Task description:
Extract the entries in their exact form.

Dataset records:
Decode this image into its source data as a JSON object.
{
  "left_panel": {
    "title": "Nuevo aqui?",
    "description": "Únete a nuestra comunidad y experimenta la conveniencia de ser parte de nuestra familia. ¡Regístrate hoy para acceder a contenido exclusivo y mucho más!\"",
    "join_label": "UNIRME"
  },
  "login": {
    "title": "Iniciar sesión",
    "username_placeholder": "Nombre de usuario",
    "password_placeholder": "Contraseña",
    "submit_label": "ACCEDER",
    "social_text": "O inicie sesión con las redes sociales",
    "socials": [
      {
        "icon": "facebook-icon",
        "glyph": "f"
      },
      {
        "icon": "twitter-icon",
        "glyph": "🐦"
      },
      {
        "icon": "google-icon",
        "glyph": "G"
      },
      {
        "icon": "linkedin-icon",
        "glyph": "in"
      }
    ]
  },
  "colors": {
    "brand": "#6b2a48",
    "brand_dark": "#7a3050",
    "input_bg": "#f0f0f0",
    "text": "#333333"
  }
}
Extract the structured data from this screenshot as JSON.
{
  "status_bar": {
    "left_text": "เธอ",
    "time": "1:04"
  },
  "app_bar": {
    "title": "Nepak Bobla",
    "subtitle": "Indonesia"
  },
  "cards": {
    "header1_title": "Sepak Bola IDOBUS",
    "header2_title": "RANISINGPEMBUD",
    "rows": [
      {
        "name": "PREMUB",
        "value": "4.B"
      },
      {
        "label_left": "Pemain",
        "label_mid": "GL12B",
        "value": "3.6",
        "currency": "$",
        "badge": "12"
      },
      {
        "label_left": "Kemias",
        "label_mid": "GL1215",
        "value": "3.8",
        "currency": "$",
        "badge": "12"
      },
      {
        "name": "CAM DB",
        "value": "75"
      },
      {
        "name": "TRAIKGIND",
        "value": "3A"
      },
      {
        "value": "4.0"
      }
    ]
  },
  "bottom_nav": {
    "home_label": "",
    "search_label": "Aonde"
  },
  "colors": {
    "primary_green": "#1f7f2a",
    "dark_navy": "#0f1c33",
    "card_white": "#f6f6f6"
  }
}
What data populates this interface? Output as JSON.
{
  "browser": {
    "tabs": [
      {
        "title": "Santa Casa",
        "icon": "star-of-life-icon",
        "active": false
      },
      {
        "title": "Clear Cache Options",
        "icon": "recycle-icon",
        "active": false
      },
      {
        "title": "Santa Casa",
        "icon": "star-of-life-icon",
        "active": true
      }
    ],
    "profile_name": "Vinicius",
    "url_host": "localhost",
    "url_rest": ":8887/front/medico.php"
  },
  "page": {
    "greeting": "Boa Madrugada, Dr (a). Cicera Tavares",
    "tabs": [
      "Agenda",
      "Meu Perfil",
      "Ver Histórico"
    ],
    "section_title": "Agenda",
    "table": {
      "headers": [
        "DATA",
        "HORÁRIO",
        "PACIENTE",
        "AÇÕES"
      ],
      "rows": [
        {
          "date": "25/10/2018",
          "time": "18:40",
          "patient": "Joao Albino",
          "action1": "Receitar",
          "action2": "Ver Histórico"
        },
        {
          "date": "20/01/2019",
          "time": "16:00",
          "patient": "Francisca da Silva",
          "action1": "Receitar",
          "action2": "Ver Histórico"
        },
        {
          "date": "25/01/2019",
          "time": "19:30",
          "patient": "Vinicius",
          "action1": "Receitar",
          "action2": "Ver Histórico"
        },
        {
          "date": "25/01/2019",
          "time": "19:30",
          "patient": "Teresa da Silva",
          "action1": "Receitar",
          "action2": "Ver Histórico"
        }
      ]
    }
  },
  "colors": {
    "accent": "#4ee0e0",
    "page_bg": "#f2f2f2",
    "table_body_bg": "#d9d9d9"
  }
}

Worked answer:
Decode this image into its source data as a JSON object.
{
  "left_panel": {
    "title": "Nuevo aqui?",
    "description": "Únete a nuestra comunidad y experimenta la conveniencia de ser parte de nuestra familia. ¡Regístrate hoy para acceder a contenido exclusivo y mucho más!\"",
    "join_label": "UNIRME"
  },
  "login": {
    "title": "Iniciar sesión",
    "username_placeholder": "Nombre de usuario",
    "password_placeholder": "Contraseña",
    "submit_label": "ACCEDER",
    "social_text": "O inicie sesión con las redes sociales",
    "socials": [
      {
        "icon": "facebook-icon",
        "glyph": "f"
      },
      {
        "icon": "twitter-icon",
        "glyph": "🐦"
      },
      {
        "icon": "google-icon",
        "glyph": "G"
      },
      {
        "icon": "linkedin-icon",
        "glyph": "in"
      }
    ]
  },
  "colors": {
    "brand": "#6b2a48",
    "brand_dark": "#7a3050",
    "input_bg": "#f0f0f0",
    "text": "#333333"
  }
}
Extract the structured data from this screenshot as JSON.
{
  "status_bar": {
    "left_text": "เธอ",
    "time": "1:04"
  },
  "app_bar": {
    "title": "Nepak Bobla",
    "subtitle": "Indonesia"
  },
  "cards": {
    "header1_title": "Sepak Bola IDOBUS",
    "header2_title": "RANISINGPEMBUD",
    "rows": [
      {
        "name": "PREMUB",
        "value": "4.B"
      },
      {
        "label_left": "Pemain",
        "label_mid": "GL12B",
        "value": "3.6",
        "currency": "$",
        "badge": "12"
      },
      {
        "label_left": "Kemias",
        "label_mid": "GL1215",
        "value": "3.8",
        "currency": "$",
        "badge": "12"
      },
      {
        "name": "CAM DB",
        "value": "75"
      },
      {
        "name": "TRAIKGIND",
        "value": "3A"
      },
      {
        "value": "4.0"
      }
    ]
  },
  "bottom_nav": {
    "home_label": "",
    "search_label": "Aonde"
  },
  "colors": {
    "primary_green": "#1f7f2a",
    "dark_navy": "#0f1c33",
    "card_white": "#f6f6f6"
  }
}
What data populates this interface? Output as JSON.
{
  "browser": {
    "tabs": [
      {
        "title": "Santa Casa",
        "icon": "star-of-life-icon",
        "active": false
      },
      {
        "title": "Clear Cache Options",
        "icon": "recycle-icon",
        "active": false
      },
      {
        "title": "Santa Casa",
        "icon": "star-of-life-icon",
        "active": true
      }
    ],
    "profile_name": "Vinicius",
    "url_host": "localhost",
    "url_rest": ":8887/front/medico.php"
  },
  "page": {
    "greeting": "Boa Madrugada, Dr (a). Cicera Tavares",
    "tabs": [
      "Agenda",
      "Meu Perfil",
      "Ver Histórico"
    ],
    "section_title": "Agenda",
    "table": {
      "headers": [
        "DATA",
        "HORÁRIO",
        "PACIENTE",
        "AÇÕES"
      ],
      "rows": [
        {
          "date": "25/10/2018",
          "time": "18:40",
          "patient": "Joao Albino",
          "action1": "Receitar",
          "action2": "Ver Histórico"
        },
        {
          "date": "20/01/2019",
          "time": "16:00",
          "patient": "Francisca da Silva",
          "action1": "Receitar",
          "action2": "Ver Histórico"
        },
        {
          "date": "25/01/2019",
          "time": "19:30",
          "patient": "Vinicius",
          "action1": "Receitar",
          "action2": "Ver Histórico"
        },
        {
          "date": "25/01/2019",
          "time": "19:30",
          "patient": "Teresa da Silva",
          "action1": "Receitar",
          "action2": "Ver Histórico"
        }
      ]
    }
  },
  "colors": {
    "accent": "#4ee0e0",
    "page_bg": "#f2f2f2",
    "table_body_bg": "#d9d9d9"
  }
}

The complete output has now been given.